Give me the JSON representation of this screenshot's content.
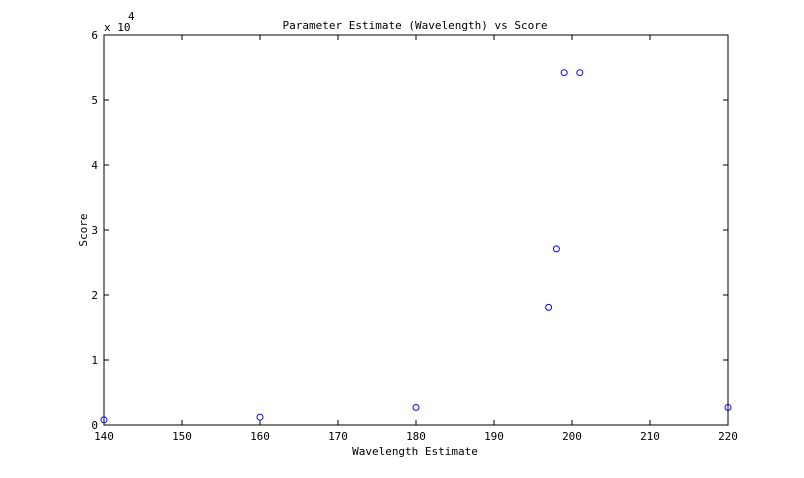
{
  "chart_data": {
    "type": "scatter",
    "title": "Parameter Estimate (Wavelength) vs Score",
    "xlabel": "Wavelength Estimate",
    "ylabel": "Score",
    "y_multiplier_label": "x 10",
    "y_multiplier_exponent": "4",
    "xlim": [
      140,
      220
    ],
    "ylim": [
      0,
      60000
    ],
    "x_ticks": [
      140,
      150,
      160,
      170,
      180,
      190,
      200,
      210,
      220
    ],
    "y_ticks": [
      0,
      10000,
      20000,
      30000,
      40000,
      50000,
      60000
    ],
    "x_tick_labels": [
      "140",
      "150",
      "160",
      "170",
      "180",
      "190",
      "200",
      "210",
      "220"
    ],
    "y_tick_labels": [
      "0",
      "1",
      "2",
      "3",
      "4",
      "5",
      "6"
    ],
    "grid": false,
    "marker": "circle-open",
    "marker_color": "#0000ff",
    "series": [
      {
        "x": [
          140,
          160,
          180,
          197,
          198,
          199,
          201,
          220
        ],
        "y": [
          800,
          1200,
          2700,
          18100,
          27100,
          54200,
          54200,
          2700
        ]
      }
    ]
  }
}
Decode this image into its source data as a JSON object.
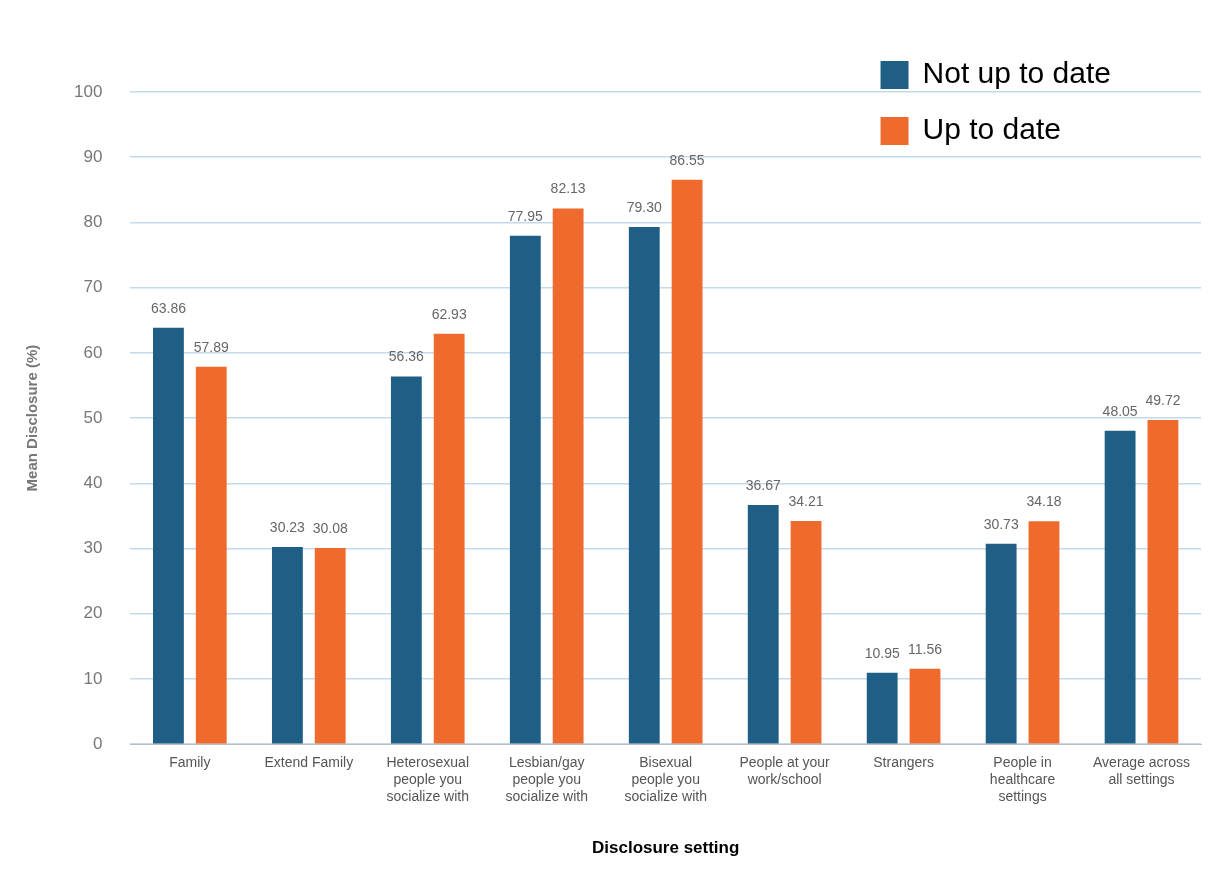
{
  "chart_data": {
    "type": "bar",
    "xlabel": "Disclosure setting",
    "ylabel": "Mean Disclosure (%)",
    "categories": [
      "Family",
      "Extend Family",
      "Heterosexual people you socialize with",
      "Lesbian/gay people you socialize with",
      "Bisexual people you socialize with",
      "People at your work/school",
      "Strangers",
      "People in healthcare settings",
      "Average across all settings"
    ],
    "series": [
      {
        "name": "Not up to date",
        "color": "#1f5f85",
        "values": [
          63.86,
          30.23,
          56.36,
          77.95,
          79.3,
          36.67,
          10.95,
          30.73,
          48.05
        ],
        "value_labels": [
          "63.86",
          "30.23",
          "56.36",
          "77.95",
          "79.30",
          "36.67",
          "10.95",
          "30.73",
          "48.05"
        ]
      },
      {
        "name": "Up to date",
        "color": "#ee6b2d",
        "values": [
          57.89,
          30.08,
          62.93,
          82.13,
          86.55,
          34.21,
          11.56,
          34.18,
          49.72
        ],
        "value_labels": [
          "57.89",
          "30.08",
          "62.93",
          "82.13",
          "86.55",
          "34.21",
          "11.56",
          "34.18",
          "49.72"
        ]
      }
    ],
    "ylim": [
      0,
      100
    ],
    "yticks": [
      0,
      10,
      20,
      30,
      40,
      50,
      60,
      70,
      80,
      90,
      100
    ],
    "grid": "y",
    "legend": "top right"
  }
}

==================================================

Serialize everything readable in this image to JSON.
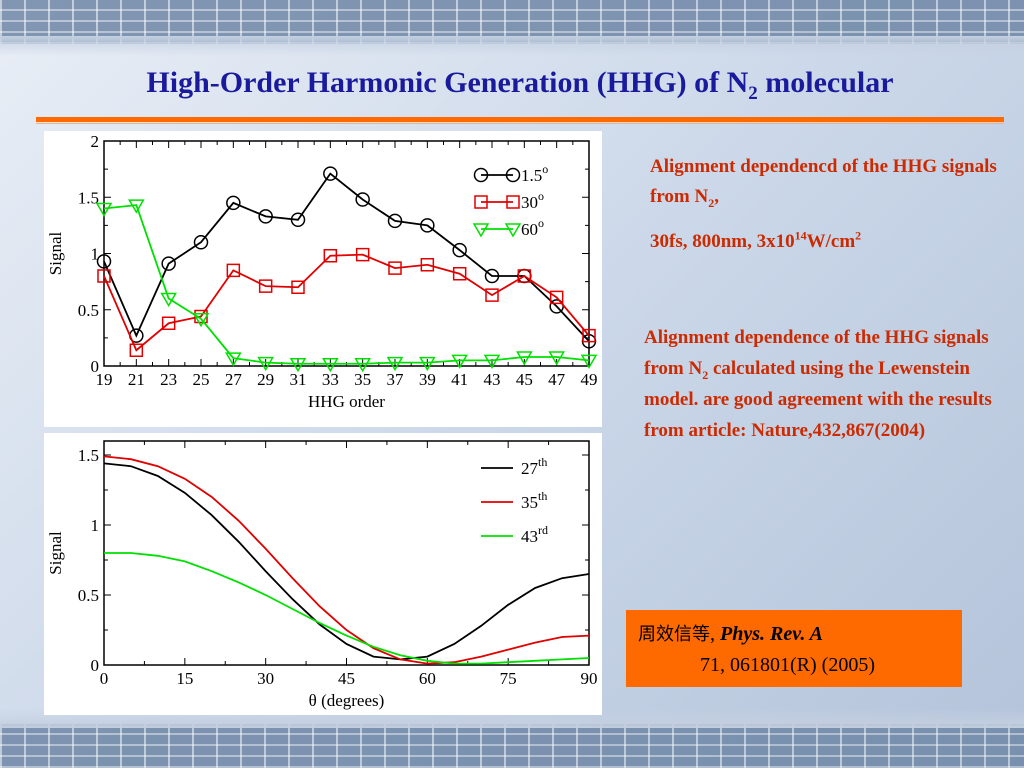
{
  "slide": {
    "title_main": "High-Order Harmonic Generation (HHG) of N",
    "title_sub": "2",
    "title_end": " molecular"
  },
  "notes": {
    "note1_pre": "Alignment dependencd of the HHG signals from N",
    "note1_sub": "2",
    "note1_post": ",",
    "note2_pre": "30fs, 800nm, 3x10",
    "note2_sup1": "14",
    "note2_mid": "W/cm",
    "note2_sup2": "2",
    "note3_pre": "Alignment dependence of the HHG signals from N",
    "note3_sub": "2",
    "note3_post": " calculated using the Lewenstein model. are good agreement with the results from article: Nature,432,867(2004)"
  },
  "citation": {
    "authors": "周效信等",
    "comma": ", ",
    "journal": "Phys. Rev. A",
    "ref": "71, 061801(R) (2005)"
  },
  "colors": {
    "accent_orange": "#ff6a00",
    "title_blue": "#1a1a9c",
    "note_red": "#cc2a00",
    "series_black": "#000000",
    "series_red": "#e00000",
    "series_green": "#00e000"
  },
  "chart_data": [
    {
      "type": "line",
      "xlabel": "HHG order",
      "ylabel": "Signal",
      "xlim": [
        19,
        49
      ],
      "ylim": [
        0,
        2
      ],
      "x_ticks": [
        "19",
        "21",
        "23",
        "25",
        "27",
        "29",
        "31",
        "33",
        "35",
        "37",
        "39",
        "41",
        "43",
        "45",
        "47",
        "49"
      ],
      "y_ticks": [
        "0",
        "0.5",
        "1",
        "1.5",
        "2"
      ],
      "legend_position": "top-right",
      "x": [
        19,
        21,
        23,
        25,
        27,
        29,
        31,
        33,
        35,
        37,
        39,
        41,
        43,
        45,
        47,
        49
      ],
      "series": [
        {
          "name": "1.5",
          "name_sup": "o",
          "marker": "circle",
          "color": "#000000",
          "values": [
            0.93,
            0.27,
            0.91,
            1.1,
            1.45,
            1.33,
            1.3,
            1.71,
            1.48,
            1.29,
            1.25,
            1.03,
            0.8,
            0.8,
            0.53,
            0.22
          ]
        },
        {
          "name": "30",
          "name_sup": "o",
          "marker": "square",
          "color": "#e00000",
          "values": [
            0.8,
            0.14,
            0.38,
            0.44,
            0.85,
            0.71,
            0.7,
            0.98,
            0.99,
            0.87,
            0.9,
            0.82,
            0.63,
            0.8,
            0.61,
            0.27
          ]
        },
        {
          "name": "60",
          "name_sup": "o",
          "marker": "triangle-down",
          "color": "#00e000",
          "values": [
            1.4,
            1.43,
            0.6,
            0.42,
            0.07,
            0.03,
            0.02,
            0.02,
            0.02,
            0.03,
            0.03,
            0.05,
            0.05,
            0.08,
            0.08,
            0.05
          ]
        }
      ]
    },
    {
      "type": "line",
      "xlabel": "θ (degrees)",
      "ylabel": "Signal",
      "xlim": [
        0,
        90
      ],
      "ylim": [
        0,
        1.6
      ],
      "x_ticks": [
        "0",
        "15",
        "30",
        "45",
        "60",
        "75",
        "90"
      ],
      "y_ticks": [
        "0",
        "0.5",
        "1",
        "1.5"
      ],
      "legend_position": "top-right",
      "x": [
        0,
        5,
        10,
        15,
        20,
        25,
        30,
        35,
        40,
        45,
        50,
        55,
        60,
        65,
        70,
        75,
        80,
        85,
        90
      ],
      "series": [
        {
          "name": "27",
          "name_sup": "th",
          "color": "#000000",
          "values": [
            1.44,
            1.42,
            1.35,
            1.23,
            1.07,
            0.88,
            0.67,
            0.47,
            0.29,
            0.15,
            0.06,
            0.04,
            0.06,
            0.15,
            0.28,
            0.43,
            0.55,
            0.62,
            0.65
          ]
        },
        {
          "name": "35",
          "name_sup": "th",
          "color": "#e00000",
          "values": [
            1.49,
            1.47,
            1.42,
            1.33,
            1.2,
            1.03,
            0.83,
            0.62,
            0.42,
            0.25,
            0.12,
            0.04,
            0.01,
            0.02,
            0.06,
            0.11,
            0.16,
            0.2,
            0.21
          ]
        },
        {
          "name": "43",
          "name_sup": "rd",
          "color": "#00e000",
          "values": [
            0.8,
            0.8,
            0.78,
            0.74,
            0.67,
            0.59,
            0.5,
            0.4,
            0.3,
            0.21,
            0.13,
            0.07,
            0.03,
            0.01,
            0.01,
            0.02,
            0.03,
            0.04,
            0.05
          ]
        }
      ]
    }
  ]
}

==================================================

▶ _INSTRUCTION_:
Write out every line of the data that holds the word "image".

▶ _FINISHED TASK_:
Decode this image into its source data as a JSON object.
Serialize everything readable in this image to JSON.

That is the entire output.